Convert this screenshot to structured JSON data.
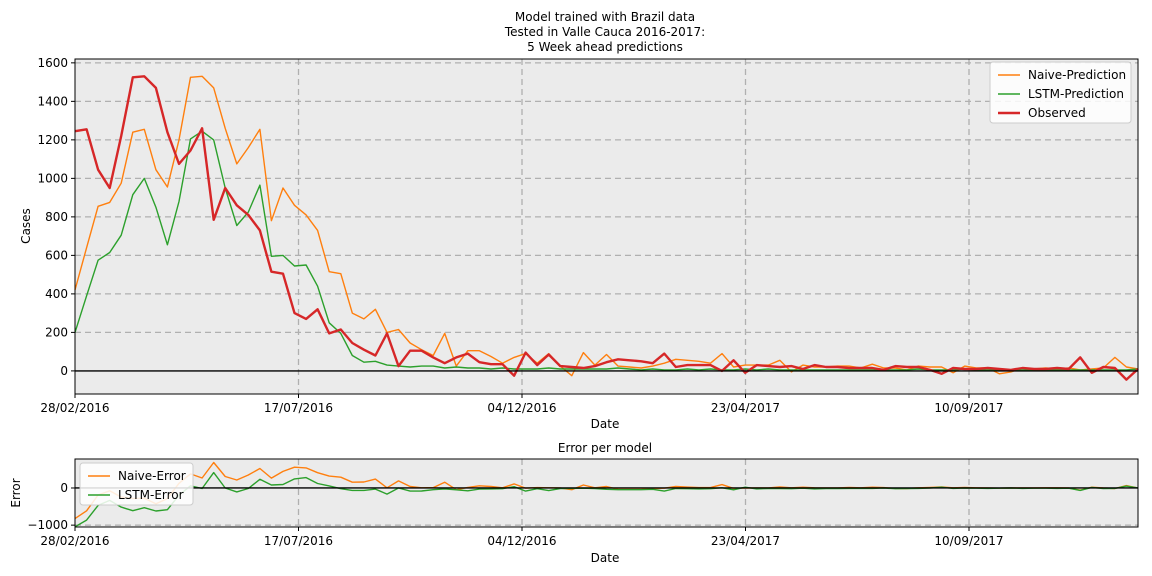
{
  "chart_data": [
    {
      "type": "line",
      "title": "Model trained with Brazil data",
      "subtitle_lines": [
        "Tested in Valle Cauca 2016-2017:",
        "5 Week ahead predictions"
      ],
      "xlabel": "Date",
      "ylabel": "Cases",
      "x_ticks": [
        "28/02/2016",
        "17/07/2016",
        "04/12/2016",
        "23/04/2017",
        "10/09/2017"
      ],
      "y_ticks": [
        "0",
        "200",
        "400",
        "600",
        "800",
        "1000",
        "1200",
        "1400",
        "1600"
      ],
      "ylim": [
        -120,
        1620
      ],
      "legend_position": "top-right",
      "grid": true,
      "series": [
        {
          "name": "Naive-Prediction",
          "color": "#ff7f0e",
          "values": [
            420,
            640,
            855,
            875,
            975,
            1240,
            1255,
            1045,
            955,
            1200,
            1525,
            1530,
            1470,
            1260,
            1075,
            1160,
            1255,
            780,
            950,
            860,
            810,
            730,
            515,
            505,
            300,
            270,
            320,
            200,
            215,
            145,
            110,
            80,
            195,
            25,
            105,
            105,
            75,
            40,
            70,
            90,
            40,
            90,
            25,
            -25,
            95,
            30,
            85,
            25,
            20,
            15,
            25,
            40,
            60,
            55,
            50,
            40,
            90,
            20,
            30,
            30,
            30,
            55,
            -5,
            30,
            20,
            20,
            25,
            25,
            15,
            35,
            15,
            15,
            5,
            25,
            20,
            20,
            -10,
            25,
            15,
            15,
            -15,
            -5,
            15,
            10,
            15,
            10,
            15,
            5,
            10,
            15,
            70,
            20,
            10
          ]
        },
        {
          "name": "LSTM-Prediction",
          "color": "#2ca02c",
          "values": [
            200,
            390,
            575,
            615,
            705,
            915,
            1000,
            850,
            655,
            880,
            1205,
            1245,
            1200,
            950,
            755,
            825,
            965,
            595,
            600,
            545,
            550,
            440,
            250,
            195,
            80,
            45,
            50,
            30,
            25,
            20,
            25,
            25,
            15,
            20,
            15,
            15,
            10,
            15,
            10,
            10,
            10,
            15,
            10,
            10,
            10,
            10,
            10,
            15,
            10,
            5,
            10,
            5,
            5,
            10,
            5,
            10,
            5,
            5,
            10,
            5,
            10,
            5,
            5,
            5,
            5,
            5,
            5,
            5,
            5,
            5,
            5,
            5,
            5,
            10,
            5,
            5,
            5,
            10,
            5,
            5,
            5,
            5,
            5,
            5,
            5,
            5,
            5,
            5,
            5,
            5,
            5,
            5,
            10
          ]
        },
        {
          "name": "Observed",
          "color": "#d62728",
          "values": [
            1245,
            1255,
            1045,
            950,
            1220,
            1525,
            1530,
            1470,
            1240,
            1075,
            1145,
            1260,
            785,
            950,
            860,
            810,
            730,
            515,
            505,
            300,
            270,
            320,
            195,
            215,
            145,
            110,
            80,
            195,
            25,
            105,
            105,
            70,
            40,
            70,
            90,
            45,
            35,
            35,
            -25,
            95,
            30,
            85,
            25,
            20,
            15,
            25,
            45,
            60,
            55,
            50,
            40,
            90,
            20,
            30,
            30,
            30,
            0,
            55,
            -10,
            30,
            25,
            20,
            25,
            10,
            30,
            20,
            20,
            15,
            15,
            15,
            5,
            25,
            20,
            20,
            5,
            -15,
            15,
            10,
            10,
            15,
            10,
            5,
            15,
            10,
            10,
            15,
            10,
            70,
            -10,
            20,
            15,
            -45,
            10
          ]
        }
      ]
    },
    {
      "type": "line",
      "title": "Error per model",
      "xlabel": "Date",
      "ylabel": "Error",
      "x_ticks": [
        "28/02/2016",
        "17/07/2016",
        "04/12/2016",
        "23/04/2017",
        "10/09/2017"
      ],
      "y_ticks": [
        "−1000",
        "0"
      ],
      "ylim": [
        -1050,
        780
      ],
      "legend_position": "top-left",
      "grid": true,
      "series": [
        {
          "name": "Naive-Error",
          "color": "#ff7f0e",
          "values": [
            -825,
            -615,
            -190,
            -75,
            -245,
            -285,
            -275,
            -425,
            -285,
            125,
            380,
            270,
            685,
            310,
            215,
            350,
            525,
            265,
            445,
            560,
            540,
            410,
            320,
            290,
            155,
            160,
            240,
            5,
            190,
            40,
            5,
            10,
            155,
            -45,
            15,
            60,
            40,
            5,
            110,
            -5,
            10,
            5,
            0,
            -45,
            80,
            5,
            40,
            -35,
            -35,
            -35,
            -15,
            -5,
            40,
            25,
            10,
            10,
            90,
            -10,
            0,
            0,
            0,
            30,
            5,
            20,
            5,
            0,
            0,
            15,
            5,
            20,
            10,
            -10,
            -15,
            5,
            15,
            30,
            5,
            15,
            5,
            0,
            -5,
            0,
            0,
            0,
            5,
            5,
            0,
            -60,
            20,
            0,
            -15,
            65,
            0
          ]
        },
        {
          "name": "LSTM-Error",
          "color": "#2ca02c",
          "values": [
            -1045,
            -865,
            -470,
            -335,
            -515,
            -610,
            -530,
            -620,
            -585,
            -195,
            60,
            -15,
            415,
            0,
            -105,
            -15,
            235,
            80,
            95,
            245,
            280,
            120,
            55,
            -20,
            -65,
            -65,
            -30,
            -165,
            0,
            -85,
            -80,
            -45,
            -25,
            -50,
            -75,
            -30,
            -25,
            -20,
            35,
            -85,
            -20,
            -70,
            -15,
            -10,
            -5,
            -15,
            -35,
            -45,
            -45,
            -45,
            -35,
            -85,
            -15,
            -20,
            -25,
            -20,
            5,
            -50,
            20,
            -25,
            -15,
            -15,
            -20,
            -5,
            -25,
            -15,
            -15,
            -10,
            -10,
            -10,
            0,
            -20,
            -15,
            -10,
            0,
            20,
            -10,
            0,
            -5,
            -10,
            -5,
            0,
            -10,
            -5,
            -5,
            -10,
            -5,
            -65,
            15,
            -15,
            -10,
            50,
            0
          ]
        }
      ]
    }
  ]
}
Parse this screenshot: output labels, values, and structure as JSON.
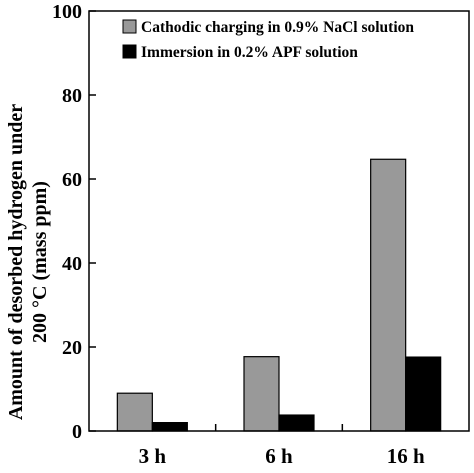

= = = =

● Exercise objective: Omit the pictures. Output every record above word for word.

● Reply:
Convert this screenshot to structured JSON data.
{
  "chart_data": [
    {
      "type": "line",
      "title": "Model trained with Brazil data",
      "subtitle_lines": [
        "Tested in Valle Cauca 2016-2017:",
        "5 Week ahead predictions"
      ],
      "xlabel": "Date",
      "ylabel": "Cases",
      "x_ticks": [
        "28/02/2016",
        "17/07/2016",
        "04/12/2016",
        "23/04/2017",
        "10/09/2017"
      ],
      "y_ticks": [
        "0",
        "200",
        "400",
        "600",
        "800",
        "1000",
        "1200",
        "1400",
        "1600"
      ],
      "ylim": [
        -120,
        1620
      ],
      "legend_position": "top-right",
      "grid": true,
      "series": [
        {
          "name": "Naive-Prediction",
          "color": "#ff7f0e",
          "values": [
            420,
            640,
            855,
            875,
            975,
            1240,
            1255,
            1045,
            955,
            1200,
            1525,
            1530,
            1470,
            1260,
            1075,
            1160,
            1255,
            780,
            950,
            860,
            810,
            730,
            515,
            505,
            300,
            270,
            320,
            200,
            215,
            145,
            110,
            80,
            195,
            25,
            105,
            105,
            75,
            40,
            70,
            90,
            40,
            90,
            25,
            -25,
            95,
            30,
            85,
            25,
            20,
            15,
            25,
            40,
            60,
            55,
            50,
            40,
            90,
            20,
            30,
            30,
            30,
            55,
            -5,
            30,
            20,
            20,
            25,
            25,
            15,
            35,
            15,
            15,
            5,
            25,
            20,
            20,
            -10,
            25,
            15,
            15,
            -15,
            -5,
            15,
            10,
            15,
            10,
            15,
            5,
            10,
            15,
            70,
            20,
            10
          ]
        },
        {
          "name": "LSTM-Prediction",
          "color": "#2ca02c",
          "values": [
            200,
            390,
            575,
            615,
            705,
            915,
            1000,
            850,
            655,
            880,
            1205,
            1245,
            1200,
            950,
            755,
            825,
            965,
            595,
            600,
            545,
            550,
            440,
            250,
            195,
            80,
            45,
            50,
            30,
            25,
            20,
            25,
            25,
            15,
            20,
            15,
            15,
            10,
            15,
            10,
            10,
            10,
            15,
            10,
            10,
            10,
            10,
            10,
            15,
            10,
            5,
            10,
            5,
            5,
            10,
            5,
            10,
            5,
            5,
            10,
            5,
            10,
            5,
            5,
            5,
            5,
            5,
            5,
            5,
            5,
            5,
            5,
            5,
            5,
            10,
            5,
            5,
            5,
            10,
            5,
            5,
            5,
            5,
            5,
            5,
            5,
            5,
            5,
            5,
            5,
            5,
            5,
            5,
            10
          ]
        },
        {
          "name": "Observed",
          "color": "#d62728",
          "values": [
            1245,
            1255,
            1045,
            950,
            1220,
            1525,
            1530,
            1470,
            1240,
            1075,
            1145,
            1260,
            785,
            950,
            860,
            810,
            730,
            515,
            505,
            300,
            270,
            320,
            195,
            215,
            145,
            110,
            80,
            195,
            25,
            105,
            105,
            70,
            40,
            70,
            90,
            45,
            35,
            35,
            -25,
            95,
            30,
            85,
            25,
            20,
            15,
            25,
            45,
            60,
            55,
            50,
            40,
            90,
            20,
            30,
            30,
            30,
            0,
            55,
            -10,
            30,
            25,
            20,
            25,
            10,
            30,
            20,
            20,
            15,
            15,
            15,
            5,
            25,
            20,
            20,
            5,
            -15,
            15,
            10,
            10,
            15,
            10,
            5,
            15,
            10,
            10,
            15,
            10,
            70,
            -10,
            20,
            15,
            -45,
            10
          ]
        }
      ]
    },
    {
      "type": "line",
      "title": "Error per model",
      "xlabel": "Date",
      "ylabel": "Error",
      "x_ticks": [
        "28/02/2016",
        "17/07/2016",
        "04/12/2016",
        "23/04/2017",
        "10/09/2017"
      ],
      "y_ticks": [
        "−1000",
        "0"
      ],
      "ylim": [
        -1050,
        780
      ],
      "legend_position": "top-left",
      "grid": true,
      "series": [
        {
          "name": "Naive-Error",
          "color": "#ff7f0e",
          "values": [
            -825,
            -615,
            -190,
            -75,
            -245,
            -285,
            -275,
            -425,
            -285,
            125,
            380,
            270,
            685,
            310,
            215,
            350,
            525,
            265,
            445,
            560,
            540,
            410,
            320,
            290,
            155,
            160,
            240,
            5,
            190,
            40,
            5,
            10,
            155,
            -45,
            15,
            60,
            40,
            5,
            110,
            -5,
            10,
            5,
            0,
            -45,
            80,
            5,
            40,
            -35,
            -35,
            -35,
            -15,
            -5,
            40,
            25,
            10,
            10,
            90,
            -10,
            0,
            0,
            0,
            30,
            5,
            20,
            5,
            0,
            0,
            15,
            5,
            20,
            10,
            -10,
            -15,
            5,
            15,
            30,
            5,
            15,
            5,
            0,
            -5,
            0,
            0,
            0,
            5,
            5,
            0,
            -60,
            20,
            0,
            -15,
            65,
            0
          ]
        },
        {
          "name": "LSTM-Error",
          "color": "#2ca02c",
          "values": [
            -1045,
            -865,
            -470,
            -335,
            -515,
            -610,
            -530,
            -620,
            -585,
            -195,
            60,
            -15,
            415,
            0,
            -105,
            -15,
            235,
            80,
            95,
            245,
            280,
            120,
            55,
            -20,
            -65,
            -65,
            -30,
            -165,
            0,
            -85,
            -80,
            -45,
            -25,
            -50,
            -75,
            -30,
            -25,
            -20,
            35,
            -85,
            -20,
            -70,
            -15,
            -10,
            -5,
            -15,
            -35,
            -45,
            -45,
            -45,
            -35,
            -85,
            -15,
            -20,
            -25,
            -20,
            5,
            -50,
            20,
            -25,
            -15,
            -15,
            -20,
            -5,
            -25,
            -15,
            -15,
            -10,
            -10,
            -10,
            0,
            -20,
            -15,
            -10,
            0,
            20,
            -10,
            0,
            -5,
            -10,
            -5,
            0,
            -10,
            -5,
            -5,
            -10,
            -5,
            -65,
            15,
            -15,
            -10,
            50,
            0
          ]
        }
      ]
    }
  ]
}
Parse this screenshot: output labels, values, and structure as JSON.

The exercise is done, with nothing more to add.